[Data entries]
|---|

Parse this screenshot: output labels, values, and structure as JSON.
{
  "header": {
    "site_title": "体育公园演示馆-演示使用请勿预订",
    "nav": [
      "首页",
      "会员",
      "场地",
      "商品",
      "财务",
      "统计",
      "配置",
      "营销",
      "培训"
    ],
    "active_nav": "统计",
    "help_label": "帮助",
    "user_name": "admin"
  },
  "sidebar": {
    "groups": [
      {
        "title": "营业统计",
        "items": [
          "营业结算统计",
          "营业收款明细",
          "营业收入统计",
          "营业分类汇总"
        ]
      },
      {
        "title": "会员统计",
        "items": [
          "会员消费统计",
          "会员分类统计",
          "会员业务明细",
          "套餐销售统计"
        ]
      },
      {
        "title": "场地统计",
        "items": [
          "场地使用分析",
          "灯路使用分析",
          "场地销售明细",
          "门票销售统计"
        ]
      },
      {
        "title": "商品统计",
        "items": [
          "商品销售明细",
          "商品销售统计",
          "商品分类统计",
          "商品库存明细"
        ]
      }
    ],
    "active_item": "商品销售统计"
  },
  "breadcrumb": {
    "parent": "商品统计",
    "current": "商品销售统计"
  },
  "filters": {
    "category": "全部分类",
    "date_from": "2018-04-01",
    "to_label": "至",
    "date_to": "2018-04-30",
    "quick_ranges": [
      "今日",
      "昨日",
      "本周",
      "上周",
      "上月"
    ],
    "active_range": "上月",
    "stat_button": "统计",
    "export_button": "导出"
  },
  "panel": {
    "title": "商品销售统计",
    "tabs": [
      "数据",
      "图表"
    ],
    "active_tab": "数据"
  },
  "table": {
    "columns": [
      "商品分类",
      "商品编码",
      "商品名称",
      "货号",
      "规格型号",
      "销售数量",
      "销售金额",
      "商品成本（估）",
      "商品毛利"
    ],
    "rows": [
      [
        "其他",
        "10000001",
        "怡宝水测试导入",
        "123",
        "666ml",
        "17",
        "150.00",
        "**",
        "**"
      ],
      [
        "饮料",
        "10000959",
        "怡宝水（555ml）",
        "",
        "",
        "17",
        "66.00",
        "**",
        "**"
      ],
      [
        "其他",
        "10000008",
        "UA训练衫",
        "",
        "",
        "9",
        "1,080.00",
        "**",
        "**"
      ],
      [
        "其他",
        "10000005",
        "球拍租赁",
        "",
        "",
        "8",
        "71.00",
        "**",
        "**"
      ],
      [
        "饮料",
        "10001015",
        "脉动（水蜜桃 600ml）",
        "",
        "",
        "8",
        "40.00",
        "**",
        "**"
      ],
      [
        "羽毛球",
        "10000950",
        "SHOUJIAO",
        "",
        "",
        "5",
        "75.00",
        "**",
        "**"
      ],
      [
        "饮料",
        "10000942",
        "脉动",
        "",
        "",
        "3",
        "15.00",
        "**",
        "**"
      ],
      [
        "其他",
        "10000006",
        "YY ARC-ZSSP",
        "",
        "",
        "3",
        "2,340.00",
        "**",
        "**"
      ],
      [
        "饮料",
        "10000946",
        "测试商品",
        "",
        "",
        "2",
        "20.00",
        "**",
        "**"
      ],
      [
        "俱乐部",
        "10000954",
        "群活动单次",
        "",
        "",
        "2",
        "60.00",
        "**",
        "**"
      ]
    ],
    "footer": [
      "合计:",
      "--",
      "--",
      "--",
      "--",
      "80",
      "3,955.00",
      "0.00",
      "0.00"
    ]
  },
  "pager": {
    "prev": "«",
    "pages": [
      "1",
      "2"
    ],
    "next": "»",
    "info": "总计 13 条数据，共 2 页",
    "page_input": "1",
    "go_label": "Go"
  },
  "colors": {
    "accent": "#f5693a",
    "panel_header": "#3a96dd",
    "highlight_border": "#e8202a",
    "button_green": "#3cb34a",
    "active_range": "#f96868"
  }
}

|---|

Exercise directions:
Copy down the material exactly as written.

Final result:
Parse this screenshot: output labels, values, and structure as JSON.
{
  "header": {
    "site_title": "体育公园演示馆-演示使用请勿预订",
    "nav": [
      "首页",
      "会员",
      "场地",
      "商品",
      "财务",
      "统计",
      "配置",
      "营销",
      "培训"
    ],
    "active_nav": "统计",
    "help_label": "帮助",
    "user_name": "admin"
  },
  "sidebar": {
    "groups": [
      {
        "title": "营业统计",
        "items": [
          "营业结算统计",
          "营业收款明细",
          "营业收入统计",
          "营业分类汇总"
        ]
      },
      {
        "title": "会员统计",
        "items": [
          "会员消费统计",
          "会员分类统计",
          "会员业务明细",
          "套餐销售统计"
        ]
      },
      {
        "title": "场地统计",
        "items": [
          "场地使用分析",
          "灯路使用分析",
          "场地销售明细",
          "门票销售统计"
        ]
      },
      {
        "title": "商品统计",
        "items": [
          "商品销售明细",
          "商品销售统计",
          "商品分类统计",
          "商品库存明细"
        ]
      }
    ],
    "active_item": "商品销售统计"
  },
  "breadcrumb": {
    "parent": "商品统计",
    "current": "商品销售统计"
  },
  "filters": {
    "category": "全部分类",
    "date_from": "2018-04-01",
    "to_label": "至",
    "date_to": "2018-04-30",
    "quick_ranges": [
      "今日",
      "昨日",
      "本周",
      "上周",
      "上月"
    ],
    "active_range": "上月",
    "stat_button": "统计",
    "export_button": "导出"
  },
  "panel": {
    "title": "商品销售统计",
    "tabs": [
      "数据",
      "图表"
    ],
    "active_tab": "数据"
  },
  "table": {
    "columns": [
      "商品分类",
      "商品编码",
      "商品名称",
      "货号",
      "规格型号",
      "销售数量",
      "销售金额",
      "商品成本（估）",
      "商品毛利"
    ],
    "rows": [
      [
        "其他",
        "10000001",
        "怡宝水测试导入",
        "123",
        "666ml",
        "17",
        "150.00",
        "**",
        "**"
      ],
      [
        "饮料",
        "10000959",
        "怡宝水（555ml）",
        "",
        "",
        "17",
        "66.00",
        "**",
        "**"
      ],
      [
        "其他",
        "10000008",
        "UA训练衫",
        "",
        "",
        "9",
        "1,080.00",
        "**",
        "**"
      ],
      [
        "其他",
        "10000005",
        "球拍租赁",
        "",
        "",
        "8",
        "71.00",
        "**",
        "**"
      ],
      [
        "饮料",
        "10001015",
        "脉动（水蜜桃 600ml）",
        "",
        "",
        "8",
        "40.00",
        "**",
        "**"
      ],
      [
        "羽毛球",
        "10000950",
        "SHOUJIAO",
        "",
        "",
        "5",
        "75.00",
        "**",
        "**"
      ],
      [
        "饮料",
        "10000942",
        "脉动",
        "",
        "",
        "3",
        "15.00",
        "**",
        "**"
      ],
      [
        "其他",
        "10000006",
        "YY ARC-ZSSP",
        "",
        "",
        "3",
        "2,340.00",
        "**",
        "**"
      ],
      [
        "饮料",
        "10000946",
        "测试商品",
        "",
        "",
        "2",
        "20.00",
        "**",
        "**"
      ],
      [
        "俱乐部",
        "10000954",
        "群活动单次",
        "",
        "",
        "2",
        "60.00",
        "**",
        "**"
      ]
    ],
    "footer": [
      "合计:",
      "--",
      "--",
      "--",
      "--",
      "80",
      "3,955.00",
      "0.00",
      "0.00"
    ]
  },
  "pager": {
    "prev": "«",
    "pages": [
      "1",
      "2"
    ],
    "next": "»",
    "info": "总计 13 条数据，共 2 页",
    "page_input": "1",
    "go_label": "Go"
  },
  "colors": {
    "accent": "#f5693a",
    "panel_header": "#3a96dd",
    "highlight_border": "#e8202a",
    "button_green": "#3cb34a",
    "active_range": "#f96868"
  }
}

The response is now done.